▶ **Given exercise**: Check each line of the listing for the word "perspective" and give only the number of lines that have it.

====== Provided data ======

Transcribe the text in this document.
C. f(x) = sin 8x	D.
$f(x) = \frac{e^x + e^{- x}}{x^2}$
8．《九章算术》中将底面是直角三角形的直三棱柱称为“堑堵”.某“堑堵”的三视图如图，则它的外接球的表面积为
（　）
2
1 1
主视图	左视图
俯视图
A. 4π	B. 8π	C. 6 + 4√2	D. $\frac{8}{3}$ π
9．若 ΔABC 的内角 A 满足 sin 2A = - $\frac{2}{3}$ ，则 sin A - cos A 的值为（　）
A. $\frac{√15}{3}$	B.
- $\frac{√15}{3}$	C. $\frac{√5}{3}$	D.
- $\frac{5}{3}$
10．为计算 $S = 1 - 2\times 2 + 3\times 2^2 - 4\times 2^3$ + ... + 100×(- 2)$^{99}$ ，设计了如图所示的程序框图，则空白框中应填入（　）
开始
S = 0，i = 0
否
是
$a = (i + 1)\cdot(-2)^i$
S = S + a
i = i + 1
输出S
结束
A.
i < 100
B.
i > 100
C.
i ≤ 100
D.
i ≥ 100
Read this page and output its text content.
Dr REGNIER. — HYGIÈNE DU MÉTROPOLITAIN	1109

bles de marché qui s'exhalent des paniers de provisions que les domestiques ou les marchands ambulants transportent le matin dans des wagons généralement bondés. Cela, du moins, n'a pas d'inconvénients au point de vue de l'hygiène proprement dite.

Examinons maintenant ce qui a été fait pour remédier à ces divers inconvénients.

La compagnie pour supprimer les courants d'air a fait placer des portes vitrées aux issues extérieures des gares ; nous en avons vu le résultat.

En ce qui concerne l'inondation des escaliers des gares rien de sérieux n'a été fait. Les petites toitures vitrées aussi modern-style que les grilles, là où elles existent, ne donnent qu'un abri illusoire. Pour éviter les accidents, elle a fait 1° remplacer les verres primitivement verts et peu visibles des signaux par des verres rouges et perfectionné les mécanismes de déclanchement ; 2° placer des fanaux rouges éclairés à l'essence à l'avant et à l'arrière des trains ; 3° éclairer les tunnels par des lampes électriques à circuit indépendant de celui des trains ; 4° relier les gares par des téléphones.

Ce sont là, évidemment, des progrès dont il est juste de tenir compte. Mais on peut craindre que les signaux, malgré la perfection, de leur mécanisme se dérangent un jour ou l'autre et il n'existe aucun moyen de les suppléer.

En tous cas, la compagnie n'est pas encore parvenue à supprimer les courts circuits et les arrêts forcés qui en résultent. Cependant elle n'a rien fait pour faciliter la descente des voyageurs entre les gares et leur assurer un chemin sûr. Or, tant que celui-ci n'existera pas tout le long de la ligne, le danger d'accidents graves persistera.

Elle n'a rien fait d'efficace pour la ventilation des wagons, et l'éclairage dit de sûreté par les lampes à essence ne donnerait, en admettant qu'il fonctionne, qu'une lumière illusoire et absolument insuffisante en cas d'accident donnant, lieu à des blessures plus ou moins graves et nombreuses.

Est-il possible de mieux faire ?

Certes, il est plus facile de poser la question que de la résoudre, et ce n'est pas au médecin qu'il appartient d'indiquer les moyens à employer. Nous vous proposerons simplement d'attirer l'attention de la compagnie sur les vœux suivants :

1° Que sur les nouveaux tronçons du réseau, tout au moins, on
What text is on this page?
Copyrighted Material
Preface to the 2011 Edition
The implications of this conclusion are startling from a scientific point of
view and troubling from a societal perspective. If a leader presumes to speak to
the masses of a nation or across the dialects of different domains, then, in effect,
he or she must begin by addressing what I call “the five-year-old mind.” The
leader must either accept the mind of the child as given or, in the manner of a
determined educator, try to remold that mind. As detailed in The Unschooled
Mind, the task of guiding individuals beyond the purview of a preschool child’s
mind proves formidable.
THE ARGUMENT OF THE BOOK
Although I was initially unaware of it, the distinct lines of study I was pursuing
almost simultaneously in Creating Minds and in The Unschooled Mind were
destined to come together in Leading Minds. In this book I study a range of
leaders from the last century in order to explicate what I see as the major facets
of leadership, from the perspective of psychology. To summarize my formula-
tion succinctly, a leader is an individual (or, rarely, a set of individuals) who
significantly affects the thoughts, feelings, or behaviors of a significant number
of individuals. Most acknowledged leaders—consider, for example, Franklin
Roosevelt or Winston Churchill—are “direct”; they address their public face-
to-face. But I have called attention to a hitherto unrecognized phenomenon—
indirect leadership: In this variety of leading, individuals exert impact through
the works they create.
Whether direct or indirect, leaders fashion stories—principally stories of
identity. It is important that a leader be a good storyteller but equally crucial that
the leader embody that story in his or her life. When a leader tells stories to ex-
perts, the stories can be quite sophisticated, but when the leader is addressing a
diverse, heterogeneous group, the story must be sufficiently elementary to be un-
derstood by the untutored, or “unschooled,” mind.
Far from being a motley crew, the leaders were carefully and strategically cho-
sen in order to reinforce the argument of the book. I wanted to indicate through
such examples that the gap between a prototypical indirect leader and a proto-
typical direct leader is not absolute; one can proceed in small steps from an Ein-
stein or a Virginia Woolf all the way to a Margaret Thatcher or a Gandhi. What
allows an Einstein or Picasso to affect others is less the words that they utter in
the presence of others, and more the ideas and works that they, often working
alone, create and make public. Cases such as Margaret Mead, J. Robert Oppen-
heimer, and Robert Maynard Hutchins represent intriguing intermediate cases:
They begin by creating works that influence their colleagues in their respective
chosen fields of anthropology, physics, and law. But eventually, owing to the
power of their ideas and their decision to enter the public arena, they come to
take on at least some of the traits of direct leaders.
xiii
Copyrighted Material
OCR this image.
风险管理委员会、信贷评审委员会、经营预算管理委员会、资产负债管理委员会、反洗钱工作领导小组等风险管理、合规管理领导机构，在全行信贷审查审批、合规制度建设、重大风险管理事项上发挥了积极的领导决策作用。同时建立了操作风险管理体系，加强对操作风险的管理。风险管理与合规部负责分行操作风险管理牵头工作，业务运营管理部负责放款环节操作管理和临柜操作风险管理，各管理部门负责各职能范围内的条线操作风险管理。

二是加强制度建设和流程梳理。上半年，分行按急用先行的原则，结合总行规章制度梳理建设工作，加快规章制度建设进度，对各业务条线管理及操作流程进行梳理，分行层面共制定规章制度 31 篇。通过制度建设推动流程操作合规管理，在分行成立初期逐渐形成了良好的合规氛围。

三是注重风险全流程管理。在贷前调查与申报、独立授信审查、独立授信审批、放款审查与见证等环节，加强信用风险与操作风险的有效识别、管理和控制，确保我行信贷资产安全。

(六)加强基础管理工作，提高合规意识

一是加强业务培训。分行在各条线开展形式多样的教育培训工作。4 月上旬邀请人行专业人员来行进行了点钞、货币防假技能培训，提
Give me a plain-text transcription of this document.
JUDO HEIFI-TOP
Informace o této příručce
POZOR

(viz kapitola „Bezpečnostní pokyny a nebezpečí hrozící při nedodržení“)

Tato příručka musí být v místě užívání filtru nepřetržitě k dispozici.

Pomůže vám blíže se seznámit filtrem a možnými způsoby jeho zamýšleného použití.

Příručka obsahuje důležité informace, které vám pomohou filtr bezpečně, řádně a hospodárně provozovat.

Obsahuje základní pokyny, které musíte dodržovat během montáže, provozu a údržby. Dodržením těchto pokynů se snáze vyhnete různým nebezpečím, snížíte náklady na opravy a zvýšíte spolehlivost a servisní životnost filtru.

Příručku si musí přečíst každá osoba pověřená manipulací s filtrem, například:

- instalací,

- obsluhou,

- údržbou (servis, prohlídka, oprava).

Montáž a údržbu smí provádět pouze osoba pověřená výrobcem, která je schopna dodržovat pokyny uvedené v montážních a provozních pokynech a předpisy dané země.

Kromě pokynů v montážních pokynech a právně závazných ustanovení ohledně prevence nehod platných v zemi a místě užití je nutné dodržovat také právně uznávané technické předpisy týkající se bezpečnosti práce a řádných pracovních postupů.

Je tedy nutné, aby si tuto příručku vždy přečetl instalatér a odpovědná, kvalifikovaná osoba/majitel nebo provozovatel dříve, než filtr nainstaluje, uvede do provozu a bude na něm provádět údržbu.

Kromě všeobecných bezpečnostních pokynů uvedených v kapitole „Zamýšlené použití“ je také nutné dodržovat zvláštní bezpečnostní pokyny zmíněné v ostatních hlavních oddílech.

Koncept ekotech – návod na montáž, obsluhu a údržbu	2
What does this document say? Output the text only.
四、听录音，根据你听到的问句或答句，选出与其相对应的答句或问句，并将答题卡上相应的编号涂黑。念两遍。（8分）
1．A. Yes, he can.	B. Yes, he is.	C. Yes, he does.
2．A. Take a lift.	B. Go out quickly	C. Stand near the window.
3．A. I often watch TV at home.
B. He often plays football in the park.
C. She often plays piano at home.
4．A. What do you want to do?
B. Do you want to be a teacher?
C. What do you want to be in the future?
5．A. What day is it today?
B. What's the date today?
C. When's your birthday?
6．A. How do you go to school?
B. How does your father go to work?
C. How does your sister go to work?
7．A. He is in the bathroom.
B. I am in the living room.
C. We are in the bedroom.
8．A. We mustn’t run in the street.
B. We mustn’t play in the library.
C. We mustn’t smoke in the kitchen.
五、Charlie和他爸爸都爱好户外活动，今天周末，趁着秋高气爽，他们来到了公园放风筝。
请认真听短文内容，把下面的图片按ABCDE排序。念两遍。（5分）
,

======

▶ **Solution below**: 2